-- Start --

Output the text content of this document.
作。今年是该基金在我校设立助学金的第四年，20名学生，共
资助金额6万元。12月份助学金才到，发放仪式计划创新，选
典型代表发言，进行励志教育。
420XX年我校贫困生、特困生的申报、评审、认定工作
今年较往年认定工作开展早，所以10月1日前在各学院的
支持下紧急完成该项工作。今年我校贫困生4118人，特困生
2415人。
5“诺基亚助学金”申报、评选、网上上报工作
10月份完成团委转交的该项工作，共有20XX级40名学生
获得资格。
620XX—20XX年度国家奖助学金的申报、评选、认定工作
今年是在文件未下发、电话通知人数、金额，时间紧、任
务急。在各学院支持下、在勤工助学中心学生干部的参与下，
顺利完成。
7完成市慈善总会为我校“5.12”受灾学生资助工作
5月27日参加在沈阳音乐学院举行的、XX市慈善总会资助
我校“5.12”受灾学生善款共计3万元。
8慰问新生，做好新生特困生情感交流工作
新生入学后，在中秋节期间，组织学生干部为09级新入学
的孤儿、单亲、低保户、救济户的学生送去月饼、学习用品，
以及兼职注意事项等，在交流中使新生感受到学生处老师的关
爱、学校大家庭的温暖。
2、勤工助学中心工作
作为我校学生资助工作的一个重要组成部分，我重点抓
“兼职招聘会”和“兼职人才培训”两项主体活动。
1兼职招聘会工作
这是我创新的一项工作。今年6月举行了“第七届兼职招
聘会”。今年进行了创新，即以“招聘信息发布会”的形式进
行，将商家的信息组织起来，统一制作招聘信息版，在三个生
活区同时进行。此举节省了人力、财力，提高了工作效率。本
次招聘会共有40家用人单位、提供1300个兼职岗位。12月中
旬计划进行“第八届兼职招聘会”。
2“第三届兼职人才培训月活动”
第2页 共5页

-- End --

INSTRUCTIONS TO FOLLOW - Copy out the whole listing, exactly as written.

SOLUTION TO THIS EXERCISE -
Output the text content of this document.
作。今年是该基金在我校设立助学金的第四年，20名学生，共
资助金额6万元。12月份助学金才到，发放仪式计划创新，选
典型代表发言，进行励志教育。
420XX年我校贫困生、特困生的申报、评审、认定工作
今年较往年认定工作开展早，所以10月1日前在各学院的
支持下紧急完成该项工作。今年我校贫困生4118人，特困生
2415人。
5“诺基亚助学金”申报、评选、网上上报工作
10月份完成团委转交的该项工作，共有20XX级40名学生
获得资格。
620XX—20XX年度国家奖助学金的申报、评选、认定工作
今年是在文件未下发、电话通知人数、金额，时间紧、任
务急。在各学院支持下、在勤工助学中心学生干部的参与下，
顺利完成。
7完成市慈善总会为我校“5.12”受灾学生资助工作
5月27日参加在沈阳音乐学院举行的、XX市慈善总会资助
我校“5.12”受灾学生善款共计3万元。
8慰问新生，做好新生特困生情感交流工作
新生入学后，在中秋节期间，组织学生干部为09级新入学
的孤儿、单亲、低保户、救济户的学生送去月饼、学习用品，
以及兼职注意事项等，在交流中使新生感受到学生处老师的关
爱、学校大家庭的温暖。
2、勤工助学中心工作
作为我校学生资助工作的一个重要组成部分，我重点抓
“兼职招聘会”和“兼职人才培训”两项主体活动。
1兼职招聘会工作
这是我创新的一项工作。今年6月举行了“第七届兼职招
聘会”。今年进行了创新，即以“招聘信息发布会”的形式进
行，将商家的信息组织起来，统一制作招聘信息版，在三个生
活区同时进行。此举节省了人力、财力，提高了工作效率。本
次招聘会共有40家用人单位、提供1300个兼职岗位。12月中
旬计划进行“第八届兼职招聘会”。
2“第三届兼职人才培训月活动”
第2页 共5页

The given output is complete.